- **Yazılı görevler**:
1. Metne göre aşağıdaki soruları yanıtlayın.
(a) 15. ayete göre Allah katında ne vardır?
(b) Açıklamada aktarılan Şuara 26/88'e göre o gün neyin faydası olmayacaktır?
(c) 16. ayete göre kurtuluşa erenler kimlerdir?
2. Metinde "15. Mallarınız ve" ifadesinden "(Cemal Külünkoğlu Tefsiri)" ifadesine kadar uzanan kısmı aynen aktarın.

- **Metin**:
15. Mallarınız ve çocuklarınız (dünyaya yönelme ve ahiretten uzaklaşma konusunda) sizin için birer imtihandır.[*] Allah katında ise büyük bir mükâfat vardır.

İnsanın mal ve çocuklarla imtihanı en zor sınavlarından birisidir. Daha fazla kazanmak, daha güçlü olmak ve daha çoğuna hükmetmek için insan gerekli gereksiz yarışlara, haksız rekabetlere, boyunu aşan mücadelelere girer. Helal haram bakmadan, kanaat etmeden, paylaşmadan, yardımlaşmadan toplamaya ve stoklamaya devam eder. Çocuklarını özel şartlarda büyütmek, hususî okullarda okutmak ve lüks ortamlarda yaşatmak için daha çok kazanma ihtiyacı duyar. Bu ihtişamlı hayatın devamı için de sürekli kazanmak zorunda kalır. Böylece tamamen dünyaya ve dünyalıklara dalınca Allah’ı ve âhireti unutur. Oysa Şuara 26/88’de “O gün (ahirette) ne malın bir faydası olacak ne de evlâdın” buyruluyor. (Cemal Külünkoğlu Tefsiri)

16. Gücünüz yettiğince Allah karşı takva[1*] sahibi olun. Dinleyin ve itaat edin. Kendi iyiliğiniz için infak[2*] edin. Kim benliğinin cimriliğinden korunursa, işte onlar; onlar kurtuluşa erenlerdir.

- **Veri kayıtları**:

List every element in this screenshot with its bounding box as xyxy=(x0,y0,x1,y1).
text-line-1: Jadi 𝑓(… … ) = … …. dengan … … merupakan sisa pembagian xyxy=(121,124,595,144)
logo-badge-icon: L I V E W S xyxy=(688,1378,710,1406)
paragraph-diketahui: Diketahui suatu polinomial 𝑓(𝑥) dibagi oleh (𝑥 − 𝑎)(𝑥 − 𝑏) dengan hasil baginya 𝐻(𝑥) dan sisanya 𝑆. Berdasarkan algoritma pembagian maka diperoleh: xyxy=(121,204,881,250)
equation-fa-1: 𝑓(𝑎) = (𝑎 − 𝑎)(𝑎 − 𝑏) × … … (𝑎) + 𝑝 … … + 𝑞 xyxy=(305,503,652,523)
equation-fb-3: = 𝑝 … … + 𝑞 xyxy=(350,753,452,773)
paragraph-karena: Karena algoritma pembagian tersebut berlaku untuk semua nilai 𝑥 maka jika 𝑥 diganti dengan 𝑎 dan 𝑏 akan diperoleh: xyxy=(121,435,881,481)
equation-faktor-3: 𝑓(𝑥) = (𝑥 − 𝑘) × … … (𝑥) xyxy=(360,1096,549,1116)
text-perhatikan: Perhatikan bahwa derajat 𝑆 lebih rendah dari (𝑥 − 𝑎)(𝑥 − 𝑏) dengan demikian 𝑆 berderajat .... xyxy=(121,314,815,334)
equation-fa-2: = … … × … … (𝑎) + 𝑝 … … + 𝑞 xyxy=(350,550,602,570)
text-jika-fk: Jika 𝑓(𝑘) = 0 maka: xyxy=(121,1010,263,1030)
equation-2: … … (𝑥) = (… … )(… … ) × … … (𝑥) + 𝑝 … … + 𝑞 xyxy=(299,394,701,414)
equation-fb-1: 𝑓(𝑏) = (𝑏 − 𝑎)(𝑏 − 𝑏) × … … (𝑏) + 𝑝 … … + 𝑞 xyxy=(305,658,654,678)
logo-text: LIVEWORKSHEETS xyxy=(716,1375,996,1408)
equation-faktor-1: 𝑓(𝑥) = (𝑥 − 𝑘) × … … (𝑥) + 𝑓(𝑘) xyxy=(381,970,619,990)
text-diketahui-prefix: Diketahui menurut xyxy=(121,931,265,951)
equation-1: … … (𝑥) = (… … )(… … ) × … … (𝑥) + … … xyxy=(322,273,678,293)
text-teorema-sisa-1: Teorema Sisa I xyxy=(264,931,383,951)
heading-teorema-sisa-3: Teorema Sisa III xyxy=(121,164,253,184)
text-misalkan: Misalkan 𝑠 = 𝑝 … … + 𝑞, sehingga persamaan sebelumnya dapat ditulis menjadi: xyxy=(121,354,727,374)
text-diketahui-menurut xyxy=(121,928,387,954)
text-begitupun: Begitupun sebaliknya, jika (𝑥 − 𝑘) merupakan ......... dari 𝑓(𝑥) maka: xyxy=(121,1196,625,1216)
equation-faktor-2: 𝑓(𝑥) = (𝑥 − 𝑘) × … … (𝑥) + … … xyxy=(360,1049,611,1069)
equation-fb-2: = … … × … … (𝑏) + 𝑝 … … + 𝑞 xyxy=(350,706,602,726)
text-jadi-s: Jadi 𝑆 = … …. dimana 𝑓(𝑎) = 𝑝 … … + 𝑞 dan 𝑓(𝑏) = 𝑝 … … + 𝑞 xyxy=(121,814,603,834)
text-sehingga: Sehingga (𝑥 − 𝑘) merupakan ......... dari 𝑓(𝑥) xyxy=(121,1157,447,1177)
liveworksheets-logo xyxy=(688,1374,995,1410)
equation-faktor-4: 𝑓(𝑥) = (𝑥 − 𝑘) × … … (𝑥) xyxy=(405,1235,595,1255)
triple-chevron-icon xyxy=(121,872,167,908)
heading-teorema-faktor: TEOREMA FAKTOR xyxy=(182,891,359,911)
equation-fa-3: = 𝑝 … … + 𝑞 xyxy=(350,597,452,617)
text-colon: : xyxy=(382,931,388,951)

- **Çıktılar**:
1.
(a) Büyük bir mükâfat vardır.
(b) Ne malın ne de evladın faydası olacaktır.
(c) Benliğinin cimriliğinden korunanlardır.

2.
15. Mallarınız ve çocuklarınız (dünyaya yönelme ve ahiretten uzaklaşma konusunda) sizin için birer imtihandır.[*] Allah katında ise büyük bir mükâfat vardır.

İnsanın mal ve çocuklarla imtihanı en zor sınavlarından birisidir. Daha fazla kazanmak, daha güçlü olmak ve daha çoğuna hükmetmek için insan gerekli gereksiz yarışlara, haksız rekabetlere, boyunu aşan mücadelelere girer. Helal haram bakmadan, kanaat etmeden, paylaşmadan, yardımlaşmadan toplamaya ve stoklamaya devam eder. Çocuklarını özel şartlarda büyütmek, hususî okullarda okutmak ve lüks ortamlarda yaşatmak için daha çok kazanma ihtiyacı duyar. Bu ihtişamlı hayatın devamı için de sürekli kazanmak zorunda kalır. Böylece tamamen dünyaya ve dünyalıklara dalınca Allah’ı ve âhireti unutur. Oysa Şuara 26/88’de “O gün (ahirette) ne malın bir faydası olacak ne de evlâdın” buyruluyor. (Cemal Külünkoğlu Tefsiri)